§ **What you have to do**: Reproduce each record below exactly as written.

§ **Records shown**:

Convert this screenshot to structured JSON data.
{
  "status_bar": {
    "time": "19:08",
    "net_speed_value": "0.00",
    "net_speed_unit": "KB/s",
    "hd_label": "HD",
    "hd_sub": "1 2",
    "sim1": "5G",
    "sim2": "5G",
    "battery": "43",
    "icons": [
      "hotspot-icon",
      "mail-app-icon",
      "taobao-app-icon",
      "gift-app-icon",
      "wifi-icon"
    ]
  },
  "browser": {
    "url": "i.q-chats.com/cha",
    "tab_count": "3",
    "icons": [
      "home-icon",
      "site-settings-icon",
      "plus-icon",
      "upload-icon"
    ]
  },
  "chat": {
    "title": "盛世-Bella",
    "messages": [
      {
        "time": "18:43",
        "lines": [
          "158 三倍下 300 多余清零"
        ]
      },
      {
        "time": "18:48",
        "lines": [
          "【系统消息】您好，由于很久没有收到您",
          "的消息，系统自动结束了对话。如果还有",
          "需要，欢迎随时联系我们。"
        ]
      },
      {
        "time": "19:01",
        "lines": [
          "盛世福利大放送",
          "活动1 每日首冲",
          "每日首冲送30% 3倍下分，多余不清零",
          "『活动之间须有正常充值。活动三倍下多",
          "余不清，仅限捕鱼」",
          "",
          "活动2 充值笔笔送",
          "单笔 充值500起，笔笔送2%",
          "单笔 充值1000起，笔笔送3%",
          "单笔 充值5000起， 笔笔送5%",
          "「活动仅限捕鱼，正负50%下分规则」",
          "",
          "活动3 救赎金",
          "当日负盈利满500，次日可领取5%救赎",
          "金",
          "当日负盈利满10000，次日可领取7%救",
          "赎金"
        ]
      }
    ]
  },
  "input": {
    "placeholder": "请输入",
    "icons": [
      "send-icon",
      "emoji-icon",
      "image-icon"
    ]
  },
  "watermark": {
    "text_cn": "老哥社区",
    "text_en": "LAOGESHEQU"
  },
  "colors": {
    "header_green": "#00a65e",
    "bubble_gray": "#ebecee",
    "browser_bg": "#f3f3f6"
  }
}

§ **Complete output**:
Convert this screenshot to structured JSON data.
{
  "status_bar": {
    "time": "19:08",
    "net_speed_value": "0.00",
    "net_speed_unit": "KB/s",
    "hd_label": "HD",
    "hd_sub": "1 2",
    "sim1": "5G",
    "sim2": "5G",
    "battery": "43",
    "icons": [
      "hotspot-icon",
      "mail-app-icon",
      "taobao-app-icon",
      "gift-app-icon",
      "wifi-icon"
    ]
  },
  "browser": {
    "url": "i.q-chats.com/cha",
    "tab_count": "3",
    "icons": [
      "home-icon",
      "site-settings-icon",
      "plus-icon",
      "upload-icon"
    ]
  },
  "chat": {
    "title": "盛世-Bella",
    "messages": [
      {
        "time": "18:43",
        "lines": [
          "158 三倍下 300 多余清零"
        ]
      },
      {
        "time": "18:48",
        "lines": [
          "【系统消息】您好，由于很久没有收到您",
          "的消息，系统自动结束了对话。如果还有",
          "需要，欢迎随时联系我们。"
        ]
      },
      {
        "time": "19:01",
        "lines": [
          "盛世福利大放送",
          "活动1 每日首冲",
          "每日首冲送30% 3倍下分，多余不清零",
          "『活动之间须有正常充值。活动三倍下多",
          "余不清，仅限捕鱼」",
          "",
          "活动2 充值笔笔送",
          "单笔 充值500起，笔笔送2%",
          "单笔 充值1000起，笔笔送3%",
          "单笔 充值5000起， 笔笔送5%",
          "「活动仅限捕鱼，正负50%下分规则」",
          "",
          "活动3 救赎金",
          "当日负盈利满500，次日可领取5%救赎",
          "金",
          "当日负盈利满10000，次日可领取7%救",
          "赎金"
        ]
      }
    ]
  },
  "input": {
    "placeholder": "请输入",
    "icons": [
      "send-icon",
      "emoji-icon",
      "image-icon"
    ]
  },
  "watermark": {
    "text_cn": "老哥社区",
    "text_en": "LAOGESHEQU"
  },
  "colors": {
    "header_green": "#00a65e",
    "bubble_gray": "#ebecee",
    "browser_bg": "#f3f3f6"
  }
}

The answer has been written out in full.